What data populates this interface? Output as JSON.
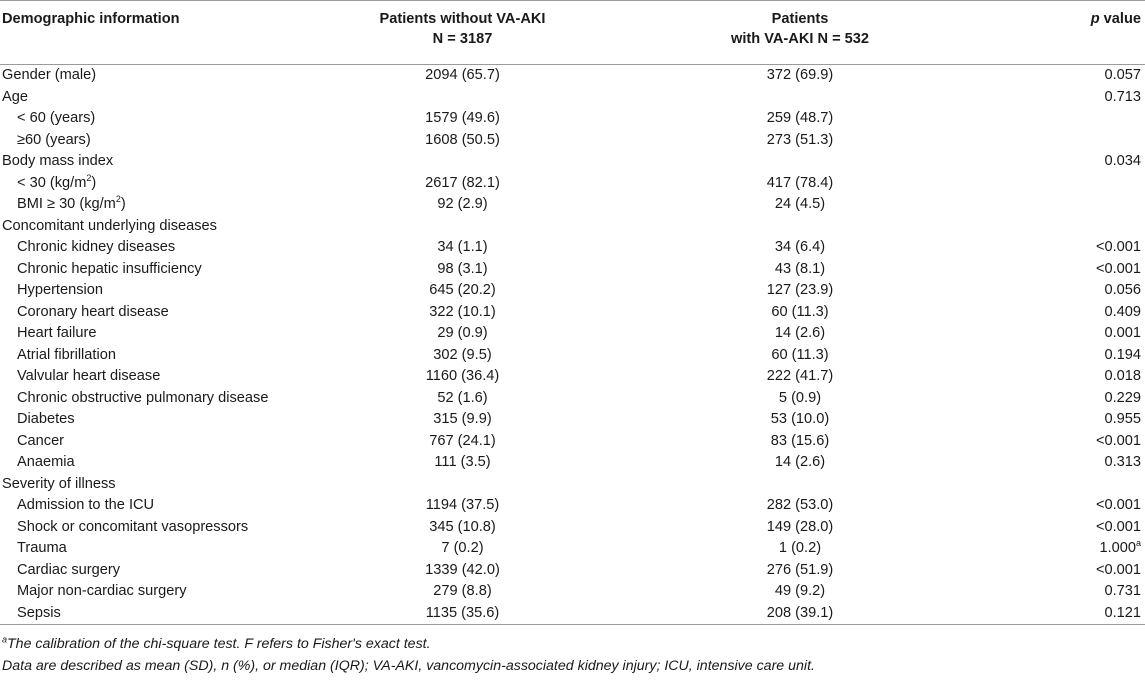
{
  "header": {
    "col1": "Demographic information",
    "col2_line1": "Patients without VA-AKI",
    "col2_line2": "N = 3187",
    "col3_line1": "Patients",
    "col3_line2": "with VA-AKI N = 532",
    "col4_italic": "p",
    "col4_rest": " value"
  },
  "rows": [
    {
      "label": "Gender (male)",
      "a": "2094 (65.7)",
      "b": "372 (69.9)",
      "p": "0.057"
    },
    {
      "label": "Age",
      "a": "",
      "b": "",
      "p": "0.713"
    },
    {
      "label": "< 60 (years)",
      "a": "1579 (49.6)",
      "b": "259 (48.7)",
      "p": ""
    },
    {
      "label": "≥60 (years)",
      "a": "1608 (50.5)",
      "b": "273 (51.3)",
      "p": ""
    },
    {
      "label": "Body mass index",
      "a": "",
      "b": "",
      "p": "0.034"
    },
    {
      "label": "< 30 (kg/m",
      "label_sup": "2",
      "label_tail": ")",
      "a": "2617 (82.1)",
      "b": "417 (78.4)",
      "p": ""
    },
    {
      "label": "BMI ≥ 30 (kg/m",
      "label_sup": "2",
      "label_tail": ")",
      "a": "92 (2.9)",
      "b": "24 (4.5)",
      "p": ""
    },
    {
      "label": "Concomitant underlying diseases",
      "a": "",
      "b": "",
      "p": ""
    },
    {
      "label": "Chronic kidney diseases",
      "a": "34 (1.1)",
      "b": "34 (6.4)",
      "p": "<0.001"
    },
    {
      "label": "Chronic hepatic insufficiency",
      "a": "98 (3.1)",
      "b": "43 (8.1)",
      "p": "<0.001"
    },
    {
      "label": "Hypertension",
      "a": "645 (20.2)",
      "b": "127 (23.9)",
      "p": "0.056"
    },
    {
      "label": "Coronary heart disease",
      "a": "322 (10.1)",
      "b": "60 (11.3)",
      "p": "0.409"
    },
    {
      "label": "Heart failure",
      "a": "29 (0.9)",
      "b": "14 (2.6)",
      "p": "0.001"
    },
    {
      "label": "Atrial fibrillation",
      "a": "302 (9.5)",
      "b": "60 (11.3)",
      "p": "0.194"
    },
    {
      "label": "Valvular heart disease",
      "a": "1160 (36.4)",
      "b": "222 (41.7)",
      "p": "0.018"
    },
    {
      "label": "Chronic obstructive pulmonary disease",
      "a": "52 (1.6)",
      "b": "5 (0.9)",
      "p": "0.229"
    },
    {
      "label": "Diabetes",
      "a": "315 (9.9)",
      "b": "53 (10.0)",
      "p": "0.955"
    },
    {
      "label": "Cancer",
      "a": "767 (24.1)",
      "b": "83 (15.6)",
      "p": "<0.001"
    },
    {
      "label": "Anaemia",
      "a": "111 (3.5)",
      "b": "14 (2.6)",
      "p": "0.313"
    },
    {
      "label": "Severity of illness",
      "a": "",
      "b": "",
      "p": ""
    },
    {
      "label": "Admission to the ICU",
      "a": "1194 (37.5)",
      "b": "282 (53.0)",
      "p": "<0.001"
    },
    {
      "label": "Shock or concomitant vasopressors",
      "a": "345 (10.8)",
      "b": "149 (28.0)",
      "p": "<0.001"
    },
    {
      "label": "Trauma",
      "a": "7 (0.2)",
      "b": "1 (0.2)",
      "p": "1.000",
      "p_sup": "a"
    },
    {
      "label": "Cardiac surgery",
      "a": "1339 (42.0)",
      "b": "276 (51.9)",
      "p": "<0.001"
    },
    {
      "label": "Major non-cardiac surgery",
      "a": "279 (8.8)",
      "b": "49 (9.2)",
      "p": "0.731"
    },
    {
      "label": "Sepsis",
      "a": "1135 (35.6)",
      "b": "208 (39.1)",
      "p": "0.121"
    }
  ],
  "footnotes": {
    "fn1_sup": "a",
    "fn1": "The calibration of the chi-square test. F refers to Fisher's exact test.",
    "fn2": "Data are described as mean (SD), n (%), or median (IQR); VA-AKI, vancomycin-associated kidney injury; ICU, intensive care unit."
  }
}
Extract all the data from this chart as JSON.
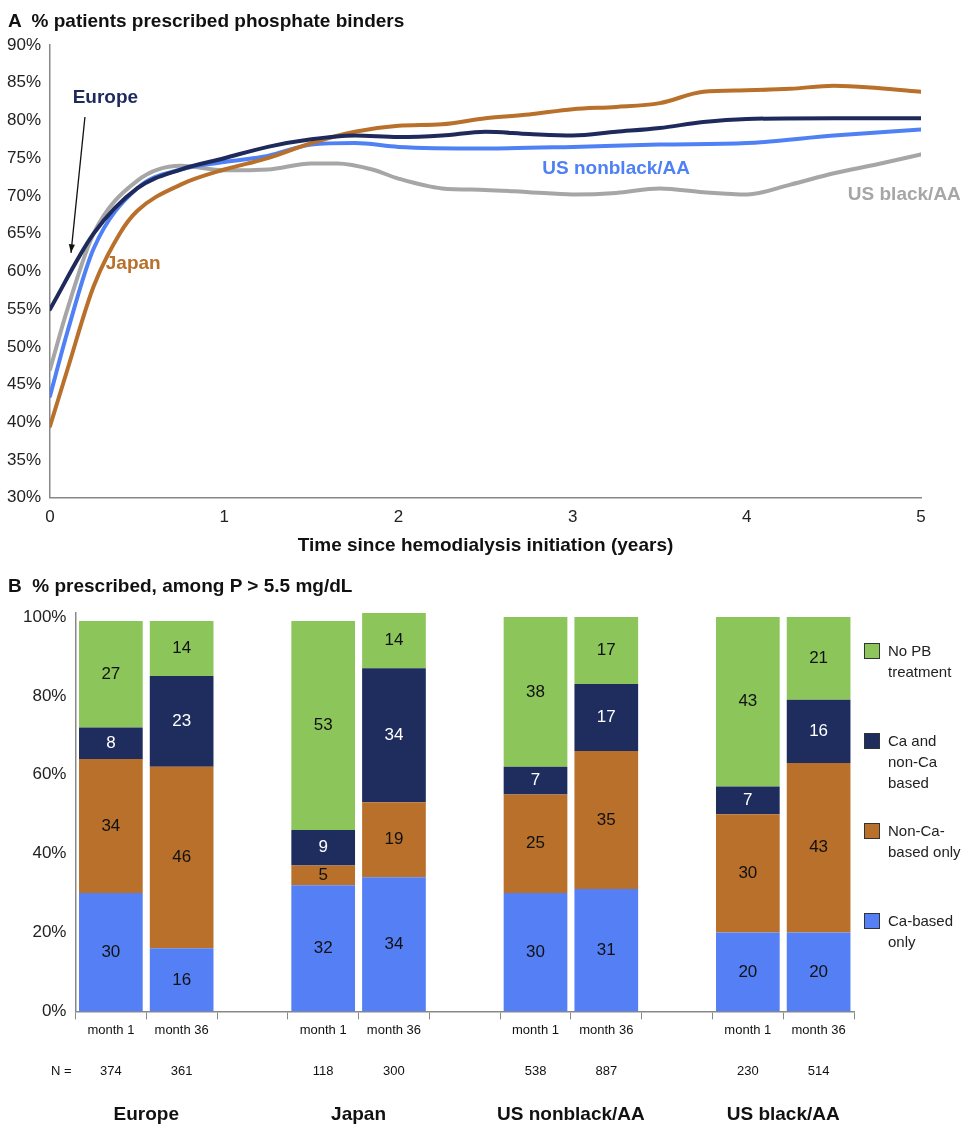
{
  "chart_data": [
    {
      "type": "line",
      "title": "A  % patients prescribed phosphate binders",
      "xlabel": "Time since hemodialysis initiation (years)",
      "xlim": [
        0,
        5
      ],
      "xticks": [
        0,
        1,
        2,
        3,
        4,
        5
      ],
      "ylim": [
        30,
        90
      ],
      "yticks": [
        {
          "value": 30,
          "label": "30%"
        },
        {
          "value": 35,
          "label": "35%"
        },
        {
          "value": 40,
          "label": "40%"
        },
        {
          "value": 45,
          "label": "45%"
        },
        {
          "value": 50,
          "label": "50%"
        },
        {
          "value": 55,
          "label": "55%"
        },
        {
          "value": 60,
          "label": "60%"
        },
        {
          "value": 65,
          "label": "65%"
        },
        {
          "value": 70,
          "label": "70%"
        },
        {
          "value": 75,
          "label": "75%"
        },
        {
          "value": 80,
          "label": "80%"
        },
        {
          "value": 85,
          "label": "85%"
        },
        {
          "value": 90,
          "label": "90%"
        }
      ],
      "grid": false,
      "legend": false,
      "marker": "none",
      "line_style": "solid",
      "series": [
        {
          "name": "Europe",
          "color": "#1f2a5c",
          "x": [
            0,
            0.25,
            0.5,
            0.75,
            1,
            1.25,
            1.5,
            1.75,
            2,
            2.25,
            2.5,
            2.75,
            3,
            3.25,
            3.5,
            3.75,
            4,
            4.5,
            5
          ],
          "values": [
            55,
            65,
            71,
            73.5,
            75,
            76.5,
            77.5,
            78,
            77.8,
            78,
            78.5,
            78.2,
            78,
            78.5,
            79,
            79.8,
            80.2,
            80.3,
            80.3
          ]
        },
        {
          "name": "Japan",
          "color": "#b8702a",
          "x": [
            0,
            0.1,
            0.25,
            0.4,
            0.5,
            0.75,
            1,
            1.25,
            1.5,
            1.75,
            2,
            2.25,
            2.5,
            2.75,
            3,
            3.25,
            3.5,
            3.75,
            4,
            4.25,
            4.5,
            4.75,
            5
          ],
          "values": [
            39.5,
            47,
            58,
            65,
            68,
            71.5,
            73.5,
            75,
            77,
            78.5,
            79.3,
            79.5,
            80.3,
            80.8,
            81.5,
            81.8,
            82.3,
            83.8,
            84,
            84.2,
            84.6,
            84.3,
            83.8
          ]
        },
        {
          "name": "US nonblack/AA",
          "color": "#4f81f5",
          "x": [
            0,
            0.1,
            0.25,
            0.5,
            0.75,
            1,
            1.25,
            1.5,
            1.75,
            2,
            2.5,
            3,
            3.5,
            4,
            4.5,
            5
          ],
          "values": [
            43.5,
            52,
            63,
            71,
            73.5,
            74.5,
            75.3,
            76.8,
            77,
            76.5,
            76.3,
            76.5,
            76.8,
            77,
            78,
            78.8
          ]
        },
        {
          "name": "US black/AA",
          "color": "#a6a6a6",
          "x": [
            0,
            0.1,
            0.25,
            0.5,
            0.75,
            1,
            1.25,
            1.5,
            1.65,
            1.85,
            2,
            2.25,
            2.5,
            2.75,
            3,
            3.25,
            3.5,
            3.75,
            4,
            4.25,
            4.5,
            4.75,
            5
          ],
          "values": [
            47,
            55,
            65,
            72,
            74,
            73.4,
            73.5,
            74.3,
            74.3,
            73.5,
            72.3,
            71,
            70.8,
            70.5,
            70.2,
            70.4,
            71,
            70.5,
            70.2,
            71.5,
            73,
            74.2,
            75.5
          ]
        }
      ]
    },
    {
      "type": "bar",
      "stacked": true,
      "title": "B  % prescribed, among P > 5.5 mg/dL",
      "categories": [
        "month 1",
        "month 36",
        null,
        "month 1",
        "month 36",
        null,
        "month 1",
        "month 36",
        null,
        "month 1",
        "month 36"
      ],
      "ylim": [
        0,
        101
      ],
      "yticks": [
        {
          "value": 0,
          "label": "0%"
        },
        {
          "value": 20,
          "label": "20%"
        },
        {
          "value": 40,
          "label": "40%"
        },
        {
          "value": 60,
          "label": "60%"
        },
        {
          "value": 80,
          "label": "80%"
        },
        {
          "value": 100,
          "label": "100%"
        }
      ],
      "grid": false,
      "legend": "right",
      "data_labels": true,
      "annotations": [
        "N =",
        "374",
        "361",
        "118",
        "300",
        "538",
        "887",
        "230",
        "514",
        "Europe",
        "Japan",
        "US nonblack/AA",
        "US black/AA"
      ],
      "series": [
        {
          "name": "Ca-based only",
          "color": "#5580f5",
          "values": [
            30,
            16,
            null,
            32,
            34,
            null,
            30,
            31,
            null,
            20,
            20
          ]
        },
        {
          "name": "Non-Ca-based only",
          "color": "#b8702a",
          "values": [
            34,
            46,
            null,
            5,
            19,
            null,
            25,
            35,
            null,
            30,
            43
          ]
        },
        {
          "name": "Ca and non-Ca based",
          "color": "#1f2d5e",
          "values": [
            8,
            23,
            null,
            9,
            34,
            null,
            7,
            17,
            null,
            7,
            16
          ]
        },
        {
          "name": "No PB treatment",
          "color": "#8cc65a",
          "values": [
            27,
            14,
            null,
            53,
            14,
            null,
            38,
            17,
            null,
            43,
            21
          ]
        }
      ]
    }
  ]
}
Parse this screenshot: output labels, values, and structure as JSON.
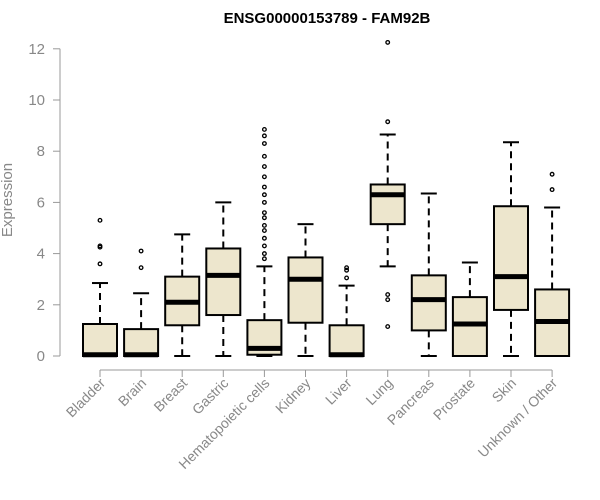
{
  "chart_data": {
    "type": "box",
    "title": "ENSG00000153789 - FAM92B",
    "xlabel": "",
    "ylabel": "Expression",
    "ylim": [
      0,
      12.3
    ],
    "yticks": [
      0,
      2,
      4,
      6,
      8,
      10,
      12
    ],
    "box_fill": "#ede6cd",
    "categories": [
      "Bladder",
      "Brain",
      "Breast",
      "Gastric",
      "Hematopoietic cells",
      "Kidney",
      "Liver",
      "Lung",
      "Pancreas",
      "Prostate",
      "Skin",
      "Unknown / Other"
    ],
    "boxes": [
      {
        "whislo": 0,
        "q1": 0,
        "med": 0.05,
        "q3": 1.25,
        "whishi": 2.85,
        "fliers": [
          3.6,
          4.25,
          4.3,
          5.3
        ]
      },
      {
        "whislo": 0,
        "q1": 0,
        "med": 0.05,
        "q3": 1.05,
        "whishi": 2.45,
        "fliers": [
          3.45,
          4.1
        ]
      },
      {
        "whislo": 0,
        "q1": 1.2,
        "med": 2.1,
        "q3": 3.1,
        "whishi": 4.75,
        "fliers": []
      },
      {
        "whislo": 0,
        "q1": 1.6,
        "med": 3.15,
        "q3": 4.2,
        "whishi": 6.0,
        "fliers": []
      },
      {
        "whislo": 0,
        "q1": 0.05,
        "med": 0.3,
        "q3": 1.4,
        "whishi": 3.5,
        "fliers": [
          3.8,
          4.0,
          4.3,
          4.6,
          4.9,
          5.1,
          5.4,
          5.6,
          6.0,
          6.3,
          6.6,
          7.0,
          7.4,
          7.8,
          8.3,
          8.6,
          8.85
        ]
      },
      {
        "whislo": 0,
        "q1": 1.3,
        "med": 3.0,
        "q3": 3.85,
        "whishi": 5.15,
        "fliers": []
      },
      {
        "whislo": 0,
        "q1": 0,
        "med": 0.05,
        "q3": 1.2,
        "whishi": 2.75,
        "fliers": [
          3.05,
          3.35,
          3.45
        ]
      },
      {
        "whislo": 3.5,
        "q1": 5.15,
        "med": 6.3,
        "q3": 6.7,
        "whishi": 8.65,
        "fliers": [
          1.15,
          2.2,
          2.4,
          9.15,
          12.25
        ]
      },
      {
        "whislo": 0,
        "q1": 1.0,
        "med": 2.2,
        "q3": 3.15,
        "whishi": 6.35,
        "fliers": []
      },
      {
        "whislo": 0,
        "q1": 0,
        "med": 1.25,
        "q3": 2.3,
        "whishi": 3.65,
        "fliers": []
      },
      {
        "whislo": 0,
        "q1": 1.8,
        "med": 3.1,
        "q3": 5.85,
        "whishi": 8.35,
        "fliers": []
      },
      {
        "whislo": 0,
        "q1": 0,
        "med": 1.35,
        "q3": 2.6,
        "whishi": 5.8,
        "fliers": [
          6.5,
          7.1
        ]
      }
    ]
  }
}
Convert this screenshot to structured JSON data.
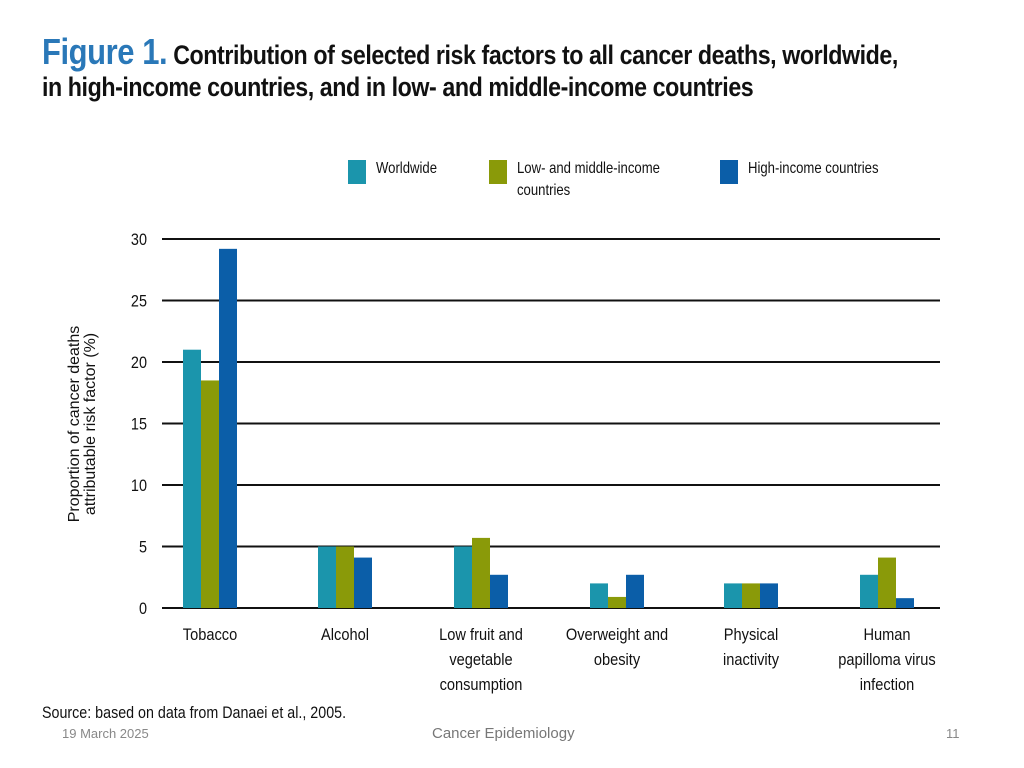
{
  "slide": {
    "figure_label": "Figure 1.",
    "title_line1": "Contribution of selected risk factors to all cancer deaths, worldwide,",
    "title_line2": "in high-income countries, and in low- and middle-income countries",
    "source": "Source: based on data from Danaei et al., 2005.",
    "footer_date": "19 March 2025",
    "footer_title": "Cancer Epidemiology",
    "page_number": "11"
  },
  "colors": {
    "worldwide": "#1b95ac",
    "low_middle": "#8a9a09",
    "high_income": "#0b5ea8",
    "grid": "#111111"
  },
  "chart_data": {
    "type": "bar",
    "title": "Contribution of selected risk factors to all cancer deaths, worldwide, in high-income countries, and in low- and middle-income countries",
    "xlabel": "",
    "ylabel": [
      "Proportion of cancer deaths",
      "attributable risk factor (%)"
    ],
    "ylim": [
      0,
      30
    ],
    "yticks": [
      "0",
      "5",
      "10",
      "15",
      "20",
      "25",
      "30"
    ],
    "grid": true,
    "legend_position": "top",
    "categories": [
      [
        "Tobacco"
      ],
      [
        "Alcohol"
      ],
      [
        "Low fruit and",
        "vegetable",
        "consumption"
      ],
      [
        "Overweight and",
        "obesity"
      ],
      [
        "Physical",
        "inactivity"
      ],
      [
        "Human",
        "papilloma virus",
        "infection"
      ]
    ],
    "series": [
      {
        "name": [
          "Worldwide"
        ],
        "color_key": "worldwide",
        "values": [
          21,
          5,
          5,
          2,
          2,
          2.7
        ]
      },
      {
        "name": [
          "Low- and middle-income",
          "countries"
        ],
        "color_key": "low_middle",
        "values": [
          18.5,
          5,
          5.7,
          0.9,
          2,
          4.1
        ]
      },
      {
        "name": [
          "High-income countries"
        ],
        "color_key": "high_income",
        "values": [
          29.2,
          4.1,
          2.7,
          2.7,
          2,
          0.8
        ]
      }
    ]
  }
}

What you should do> Search the material above for the word "risk", then copy out each line that has it.

Exercise answer>
    "title_line1": "Contribution of selected risk factors to all cancer deaths, worldwide,",
    "title": "Contribution of selected risk factors to all cancer deaths, worldwide, in high-income countries, and in low- and middle-income countries",
      "attributable risk factor (%)"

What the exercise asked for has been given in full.